▶ WORK TO DO: Transcribe the material verbatim in full; the pictures do not belong in the copy.

▶ Records from a data source:
^^^^^^^^^^^^^^^^

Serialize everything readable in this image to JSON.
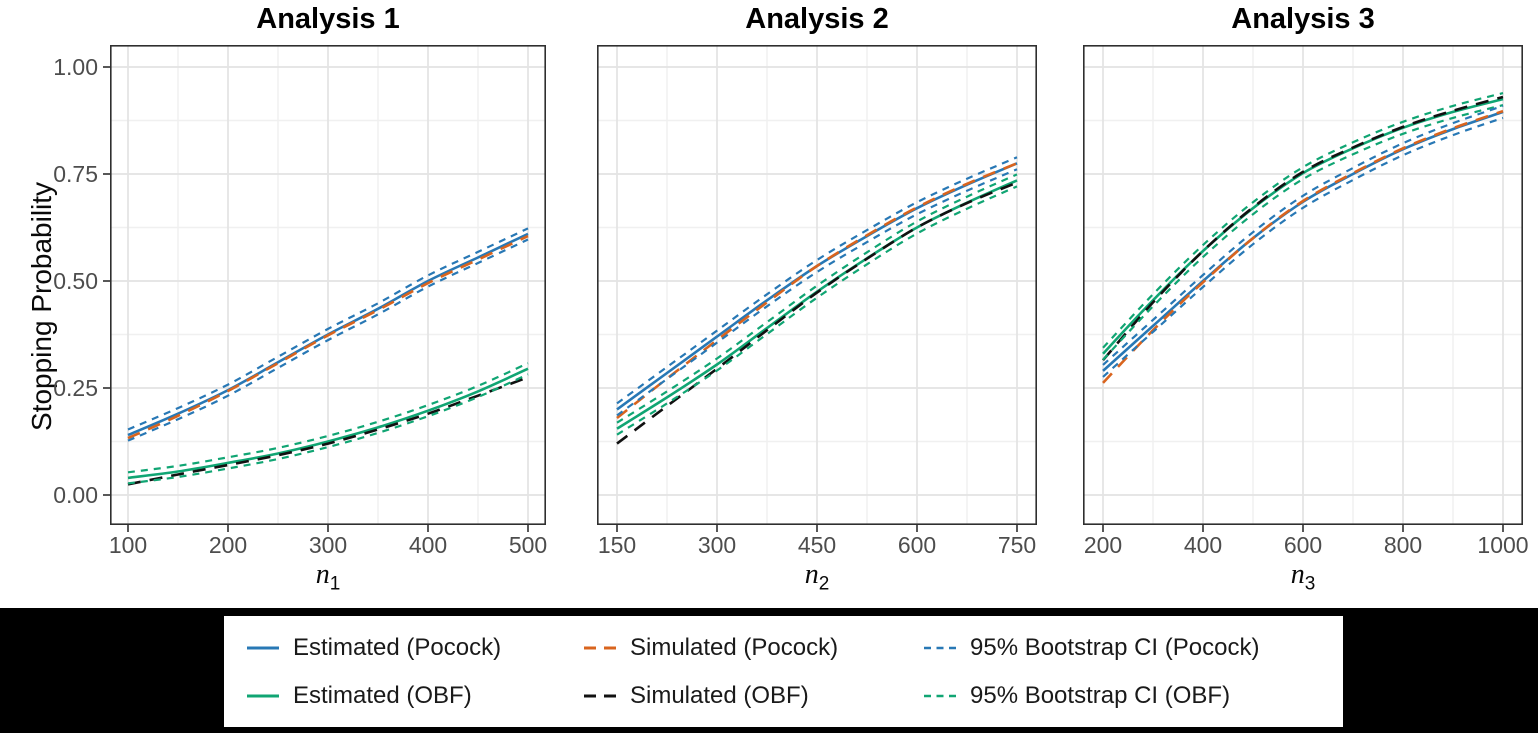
{
  "figure": {
    "background": "#ffffff",
    "footer_background": "#000000",
    "y_axis": {
      "label": "Stopping Probability",
      "ticks": [
        "1.00",
        "0.75",
        "0.50",
        "0.25",
        "0.00"
      ],
      "tick_values": [
        1.0,
        0.75,
        0.5,
        0.25,
        0.0
      ],
      "range": [
        0,
        1
      ]
    }
  },
  "colors": {
    "blue": "#2878b5",
    "orange": "#d9641e",
    "green": "#10a573",
    "black": "#111111",
    "grid_major": "#e3e3e3",
    "grid_minor": "#f0f0f0",
    "panel_border": "#2f2f2f",
    "tick_text": "#4d4d4d"
  },
  "chart_data": [
    {
      "type": "line",
      "title": "Analysis 1",
      "xlabel_base": "n",
      "xlabel_sub": "1",
      "ylabel": "Stopping Probability",
      "xlim": [
        100,
        500
      ],
      "ylim": [
        0,
        1
      ],
      "x_ticks": [
        100,
        200,
        300,
        400,
        500
      ],
      "x": [
        100,
        150,
        200,
        250,
        300,
        350,
        400,
        450,
        500
      ],
      "series": [
        {
          "name": "Estimated (Pocock)",
          "color": "blue",
          "style": "solid",
          "values": [
            0.14,
            0.19,
            0.245,
            0.31,
            0.375,
            0.435,
            0.5,
            0.555,
            0.61
          ]
        },
        {
          "name": "Simulated (Pocock)",
          "color": "orange",
          "style": "dash",
          "values": [
            0.133,
            0.185,
            0.243,
            0.308,
            0.373,
            0.432,
            0.495,
            0.55,
            0.605
          ]
        },
        {
          "name": "Estimated (OBF)",
          "color": "green",
          "style": "solid",
          "values": [
            0.04,
            0.055,
            0.075,
            0.097,
            0.125,
            0.158,
            0.197,
            0.242,
            0.295
          ]
        },
        {
          "name": "Simulated (OBF)",
          "color": "black",
          "style": "dash",
          "values": [
            0.025,
            0.048,
            0.07,
            0.093,
            0.12,
            0.153,
            0.19,
            0.232,
            0.275
          ]
        },
        {
          "name": "95% Bootstrap CI (Pocock)",
          "color": "blue",
          "style": "ci",
          "band_center": "Estimated (Pocock)",
          "band_halfwidth": 0.013
        },
        {
          "name": "95% Bootstrap CI (OBF)",
          "color": "green",
          "style": "ci",
          "band_center": "Estimated (OBF)",
          "band_halfwidth": 0.013
        }
      ]
    },
    {
      "type": "line",
      "title": "Analysis 2",
      "xlabel_base": "n",
      "xlabel_sub": "2",
      "ylabel": "Stopping Probability",
      "xlim": [
        150,
        750
      ],
      "ylim": [
        0,
        1
      ],
      "x_ticks": [
        150,
        300,
        450,
        600,
        750
      ],
      "x": [
        150,
        225,
        300,
        375,
        450,
        525,
        600,
        675,
        750
      ],
      "series": [
        {
          "name": "Estimated (Pocock)",
          "color": "blue",
          "style": "solid",
          "values": [
            0.2,
            0.285,
            0.37,
            0.455,
            0.535,
            0.605,
            0.67,
            0.725,
            0.775
          ]
        },
        {
          "name": "Simulated (Pocock)",
          "color": "orange",
          "style": "dash",
          "values": [
            0.18,
            0.272,
            0.362,
            0.45,
            0.535,
            0.607,
            0.672,
            0.727,
            0.775
          ]
        },
        {
          "name": "Estimated (OBF)",
          "color": "green",
          "style": "solid",
          "values": [
            0.155,
            0.228,
            0.305,
            0.39,
            0.475,
            0.553,
            0.625,
            0.683,
            0.735
          ]
        },
        {
          "name": "Simulated (OBF)",
          "color": "black",
          "style": "dash",
          "values": [
            0.12,
            0.208,
            0.295,
            0.385,
            0.473,
            0.552,
            0.625,
            0.682,
            0.73
          ]
        },
        {
          "name": "95% Bootstrap CI (Pocock)",
          "color": "blue",
          "style": "ci",
          "band_center": "Estimated (Pocock)",
          "band_halfwidth": 0.014
        },
        {
          "name": "95% Bootstrap CI (OBF)",
          "color": "green",
          "style": "ci",
          "band_center": "Estimated (OBF)",
          "band_halfwidth": 0.014
        }
      ]
    },
    {
      "type": "line",
      "title": "Analysis 3",
      "xlabel_base": "n",
      "xlabel_sub": "3",
      "ylabel": "Stopping Probability",
      "xlim": [
        200,
        1000
      ],
      "ylim": [
        0,
        1
      ],
      "x_ticks": [
        200,
        400,
        600,
        800,
        1000
      ],
      "x": [
        200,
        300,
        400,
        500,
        600,
        700,
        800,
        900,
        1000
      ],
      "series": [
        {
          "name": "Estimated (OBF)",
          "color": "green",
          "style": "solid",
          "values": [
            0.33,
            0.455,
            0.57,
            0.67,
            0.752,
            0.81,
            0.858,
            0.895,
            0.925
          ]
        },
        {
          "name": "Simulated (OBF)",
          "color": "black",
          "style": "dash",
          "values": [
            0.315,
            0.45,
            0.57,
            0.672,
            0.755,
            0.812,
            0.86,
            0.898,
            0.93
          ]
        },
        {
          "name": "Estimated (Pocock)",
          "color": "blue",
          "style": "solid",
          "values": [
            0.29,
            0.395,
            0.5,
            0.6,
            0.685,
            0.75,
            0.808,
            0.855,
            0.895
          ]
        },
        {
          "name": "Simulated (Pocock)",
          "color": "orange",
          "style": "dash",
          "values": [
            0.262,
            0.385,
            0.497,
            0.6,
            0.687,
            0.752,
            0.81,
            0.857,
            0.897
          ]
        },
        {
          "name": "95% Bootstrap CI (OBF)",
          "color": "green",
          "style": "ci",
          "band_center": "Estimated (OBF)",
          "band_halfwidth": 0.014
        },
        {
          "name": "95% Bootstrap CI (Pocock)",
          "color": "blue",
          "style": "ci",
          "band_center": "Estimated (Pocock)",
          "band_halfwidth": 0.014
        }
      ]
    }
  ],
  "legend": {
    "entries": [
      {
        "label": "Estimated (Pocock)",
        "color": "blue",
        "style": "solid"
      },
      {
        "label": "Simulated (Pocock)",
        "color": "orange",
        "style": "dash"
      },
      {
        "label": "95% Bootstrap CI (Pocock)",
        "color": "blue",
        "style": "ci"
      },
      {
        "label": "Estimated (OBF)",
        "color": "green",
        "style": "solid"
      },
      {
        "label": "Simulated (OBF)",
        "color": "black",
        "style": "dash"
      },
      {
        "label": "95% Bootstrap CI (OBF)",
        "color": "green",
        "style": "ci"
      }
    ]
  }
}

^^^^^^^^^^^^^^^^

▶ EXERCISE RESULT:
Serialize everything readable in this image to JSON.
{
  "figure": {
    "background": "#ffffff",
    "footer_background": "#000000",
    "y_axis": {
      "label": "Stopping Probability",
      "ticks": [
        "1.00",
        "0.75",
        "0.50",
        "0.25",
        "0.00"
      ],
      "tick_values": [
        1.0,
        0.75,
        0.5,
        0.25,
        0.0
      ],
      "range": [
        0,
        1
      ]
    }
  },
  "colors": {
    "blue": "#2878b5",
    "orange": "#d9641e",
    "green": "#10a573",
    "black": "#111111",
    "grid_major": "#e3e3e3",
    "grid_minor": "#f0f0f0",
    "panel_border": "#2f2f2f",
    "tick_text": "#4d4d4d"
  },
  "chart_data": [
    {
      "type": "line",
      "title": "Analysis 1",
      "xlabel_base": "n",
      "xlabel_sub": "1",
      "ylabel": "Stopping Probability",
      "xlim": [
        100,
        500
      ],
      "ylim": [
        0,
        1
      ],
      "x_ticks": [
        100,
        200,
        300,
        400,
        500
      ],
      "x": [
        100,
        150,
        200,
        250,
        300,
        350,
        400,
        450,
        500
      ],
      "series": [
        {
          "name": "Estimated (Pocock)",
          "color": "blue",
          "style": "solid",
          "values": [
            0.14,
            0.19,
            0.245,
            0.31,
            0.375,
            0.435,
            0.5,
            0.555,
            0.61
          ]
        },
        {
          "name": "Simulated (Pocock)",
          "color": "orange",
          "style": "dash",
          "values": [
            0.133,
            0.185,
            0.243,
            0.308,
            0.373,
            0.432,
            0.495,
            0.55,
            0.605
          ]
        },
        {
          "name": "Estimated (OBF)",
          "color": "green",
          "style": "solid",
          "values": [
            0.04,
            0.055,
            0.075,
            0.097,
            0.125,
            0.158,
            0.197,
            0.242,
            0.295
          ]
        },
        {
          "name": "Simulated (OBF)",
          "color": "black",
          "style": "dash",
          "values": [
            0.025,
            0.048,
            0.07,
            0.093,
            0.12,
            0.153,
            0.19,
            0.232,
            0.275
          ]
        },
        {
          "name": "95% Bootstrap CI (Pocock)",
          "color": "blue",
          "style": "ci",
          "band_center": "Estimated (Pocock)",
          "band_halfwidth": 0.013
        },
        {
          "name": "95% Bootstrap CI (OBF)",
          "color": "green",
          "style": "ci",
          "band_center": "Estimated (OBF)",
          "band_halfwidth": 0.013
        }
      ]
    },
    {
      "type": "line",
      "title": "Analysis 2",
      "xlabel_base": "n",
      "xlabel_sub": "2",
      "ylabel": "Stopping Probability",
      "xlim": [
        150,
        750
      ],
      "ylim": [
        0,
        1
      ],
      "x_ticks": [
        150,
        300,
        450,
        600,
        750
      ],
      "x": [
        150,
        225,
        300,
        375,
        450,
        525,
        600,
        675,
        750
      ],
      "series": [
        {
          "name": "Estimated (Pocock)",
          "color": "blue",
          "style": "solid",
          "values": [
            0.2,
            0.285,
            0.37,
            0.455,
            0.535,
            0.605,
            0.67,
            0.725,
            0.775
          ]
        },
        {
          "name": "Simulated (Pocock)",
          "color": "orange",
          "style": "dash",
          "values": [
            0.18,
            0.272,
            0.362,
            0.45,
            0.535,
            0.607,
            0.672,
            0.727,
            0.775
          ]
        },
        {
          "name": "Estimated (OBF)",
          "color": "green",
          "style": "solid",
          "values": [
            0.155,
            0.228,
            0.305,
            0.39,
            0.475,
            0.553,
            0.625,
            0.683,
            0.735
          ]
        },
        {
          "name": "Simulated (OBF)",
          "color": "black",
          "style": "dash",
          "values": [
            0.12,
            0.208,
            0.295,
            0.385,
            0.473,
            0.552,
            0.625,
            0.682,
            0.73
          ]
        },
        {
          "name": "95% Bootstrap CI (Pocock)",
          "color": "blue",
          "style": "ci",
          "band_center": "Estimated (Pocock)",
          "band_halfwidth": 0.014
        },
        {
          "name": "95% Bootstrap CI (OBF)",
          "color": "green",
          "style": "ci",
          "band_center": "Estimated (OBF)",
          "band_halfwidth": 0.014
        }
      ]
    },
    {
      "type": "line",
      "title": "Analysis 3",
      "xlabel_base": "n",
      "xlabel_sub": "3",
      "ylabel": "Stopping Probability",
      "xlim": [
        200,
        1000
      ],
      "ylim": [
        0,
        1
      ],
      "x_ticks": [
        200,
        400,
        600,
        800,
        1000
      ],
      "x": [
        200,
        300,
        400,
        500,
        600,
        700,
        800,
        900,
        1000
      ],
      "series": [
        {
          "name": "Estimated (OBF)",
          "color": "green",
          "style": "solid",
          "values": [
            0.33,
            0.455,
            0.57,
            0.67,
            0.752,
            0.81,
            0.858,
            0.895,
            0.925
          ]
        },
        {
          "name": "Simulated (OBF)",
          "color": "black",
          "style": "dash",
          "values": [
            0.315,
            0.45,
            0.57,
            0.672,
            0.755,
            0.812,
            0.86,
            0.898,
            0.93
          ]
        },
        {
          "name": "Estimated (Pocock)",
          "color": "blue",
          "style": "solid",
          "values": [
            0.29,
            0.395,
            0.5,
            0.6,
            0.685,
            0.75,
            0.808,
            0.855,
            0.895
          ]
        },
        {
          "name": "Simulated (Pocock)",
          "color": "orange",
          "style": "dash",
          "values": [
            0.262,
            0.385,
            0.497,
            0.6,
            0.687,
            0.752,
            0.81,
            0.857,
            0.897
          ]
        },
        {
          "name": "95% Bootstrap CI (OBF)",
          "color": "green",
          "style": "ci",
          "band_center": "Estimated (OBF)",
          "band_halfwidth": 0.014
        },
        {
          "name": "95% Bootstrap CI (Pocock)",
          "color": "blue",
          "style": "ci",
          "band_center": "Estimated (Pocock)",
          "band_halfwidth": 0.014
        }
      ]
    }
  ],
  "legend": {
    "entries": [
      {
        "label": "Estimated (Pocock)",
        "color": "blue",
        "style": "solid"
      },
      {
        "label": "Simulated (Pocock)",
        "color": "orange",
        "style": "dash"
      },
      {
        "label": "95% Bootstrap CI (Pocock)",
        "color": "blue",
        "style": "ci"
      },
      {
        "label": "Estimated (OBF)",
        "color": "green",
        "style": "solid"
      },
      {
        "label": "Simulated (OBF)",
        "color": "black",
        "style": "dash"
      },
      {
        "label": "95% Bootstrap CI (OBF)",
        "color": "green",
        "style": "ci"
      }
    ]
  }
}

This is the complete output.